### INSTRUCTIONS TO FOLLOW:
Count lines with "category" in them. Report only the total.
#### GIVEN RECORDS ####
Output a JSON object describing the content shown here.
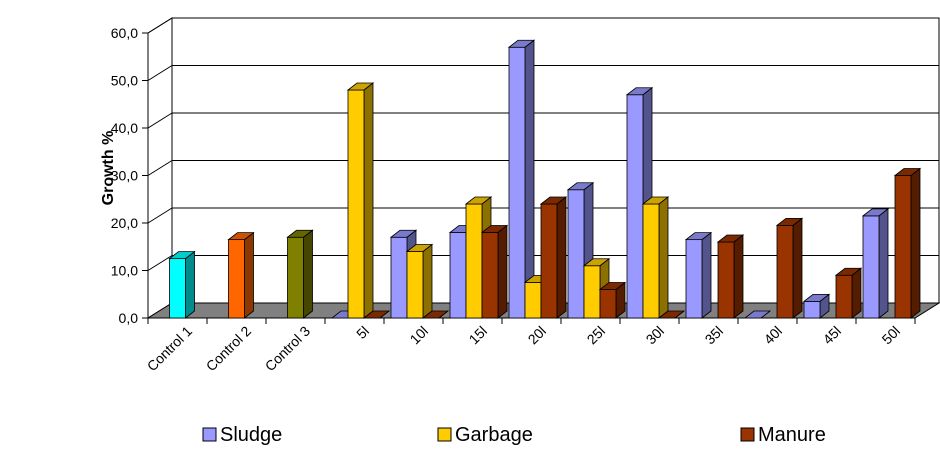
{
  "chart_data": {
    "type": "bar",
    "ylabel": "Growth %",
    "xlabel": "",
    "ylim": [
      0,
      60
    ],
    "ytick_step": 10,
    "ytick_labels": [
      "0,0",
      "10,0",
      "20,0",
      "30,0",
      "40,0",
      "50,0",
      "60,0"
    ],
    "grid": true,
    "legend_position": "bottom",
    "categories": [
      "Control 1",
      "Control 2",
      "Control 3",
      "5l",
      "10l",
      "15l",
      "20l",
      "25l",
      "30l",
      "35l",
      "40l",
      "45l",
      "50l"
    ],
    "controls": [
      {
        "category": "Control 1",
        "value": 12.5,
        "color": "#00FFFF"
      },
      {
        "category": "Control 2",
        "value": 16.5,
        "color": "#FF6600"
      },
      {
        "category": "Control 3",
        "value": 17.0,
        "color": "#808000"
      }
    ],
    "series": [
      {
        "name": "Sludge",
        "color": "#9999FF",
        "values": [
          null,
          null,
          null,
          0.0,
          17.0,
          18.0,
          57.0,
          27.0,
          47.0,
          16.5,
          0.0,
          3.5,
          21.5
        ]
      },
      {
        "name": "Garbage",
        "color": "#FFCC00",
        "values": [
          null,
          null,
          null,
          48.0,
          14.0,
          24.0,
          7.5,
          11.0,
          24.0,
          null,
          null,
          null,
          null
        ]
      },
      {
        "name": "Manure",
        "color": "#993300",
        "values": [
          null,
          null,
          null,
          0.0,
          0.0,
          18.0,
          24.0,
          6.0,
          0.0,
          16.0,
          19.5,
          9.0,
          30.0
        ]
      }
    ]
  }
}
####
### THE SOLUTION:
3